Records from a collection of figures
** START **

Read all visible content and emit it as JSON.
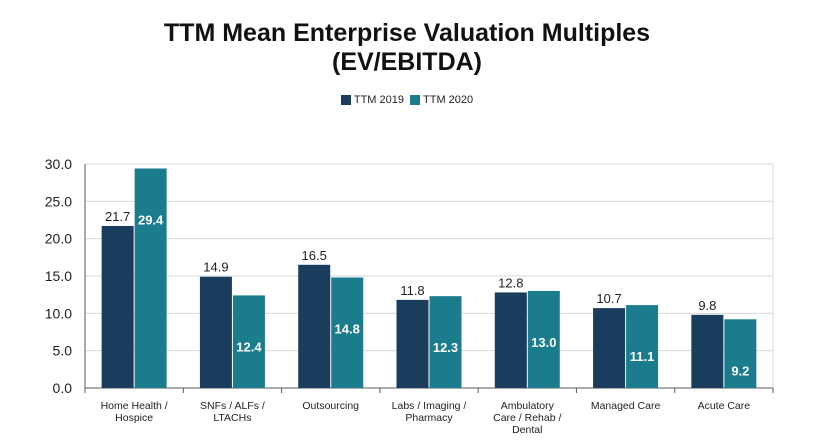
{
  "title_line1": "TTM Mean Enterprise Valuation Multiples",
  "title_line2": "(EV/EBITDA)",
  "colors": {
    "ttm2019": "#1a3d5e",
    "ttm2020": "#1a7c8c"
  },
  "chart_data": {
    "type": "bar",
    "title": "TTM Mean Enterprise Valuation Multiples (EV/EBITDA)",
    "categories": [
      [
        "Home Health /",
        "Hospice"
      ],
      [
        "SNFs / ALFs /",
        "LTACHs"
      ],
      [
        "Outsourcing"
      ],
      [
        "Labs / Imaging /",
        "Pharmacy"
      ],
      [
        "Ambulatory",
        "Care / Rehab /",
        "Dental"
      ],
      [
        "Managed Care"
      ],
      [
        "Acute Care"
      ]
    ],
    "series": [
      {
        "name": "TTM 2019",
        "values": [
          21.7,
          14.9,
          16.5,
          11.8,
          12.8,
          10.7,
          9.8
        ]
      },
      {
        "name": "TTM 2020",
        "values": [
          29.4,
          12.4,
          14.8,
          12.3,
          13.0,
          11.1,
          9.2
        ]
      }
    ],
    "data_label_position": {
      "TTM 2019": "above",
      "TTM 2020": "inside"
    },
    "yticks": [
      "0.0",
      "5.0",
      "10.0",
      "15.0",
      "20.0",
      "25.0",
      "30.0"
    ],
    "ylim": [
      0,
      30
    ],
    "grid": true,
    "legend": "top-center"
  }
}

** END **

• EXERCISE AIM
Reproduce all the entries that precede this task, word for word, minus any pictures.

• OUTPUT OF THE EXERCISE
Read all visible content and emit it as JSON.
{
  "title_line1": "TTM Mean Enterprise Valuation Multiples",
  "title_line2": "(EV/EBITDA)",
  "colors": {
    "ttm2019": "#1a3d5e",
    "ttm2020": "#1a7c8c"
  },
  "chart_data": {
    "type": "bar",
    "title": "TTM Mean Enterprise Valuation Multiples (EV/EBITDA)",
    "categories": [
      [
        "Home Health /",
        "Hospice"
      ],
      [
        "SNFs / ALFs /",
        "LTACHs"
      ],
      [
        "Outsourcing"
      ],
      [
        "Labs / Imaging /",
        "Pharmacy"
      ],
      [
        "Ambulatory",
        "Care / Rehab /",
        "Dental"
      ],
      [
        "Managed Care"
      ],
      [
        "Acute Care"
      ]
    ],
    "series": [
      {
        "name": "TTM 2019",
        "values": [
          21.7,
          14.9,
          16.5,
          11.8,
          12.8,
          10.7,
          9.8
        ]
      },
      {
        "name": "TTM 2020",
        "values": [
          29.4,
          12.4,
          14.8,
          12.3,
          13.0,
          11.1,
          9.2
        ]
      }
    ],
    "data_label_position": {
      "TTM 2019": "above",
      "TTM 2020": "inside"
    },
    "yticks": [
      "0.0",
      "5.0",
      "10.0",
      "15.0",
      "20.0",
      "25.0",
      "30.0"
    ],
    "ylim": [
      0,
      30
    ],
    "grid": true,
    "legend": "top-center"
  }
}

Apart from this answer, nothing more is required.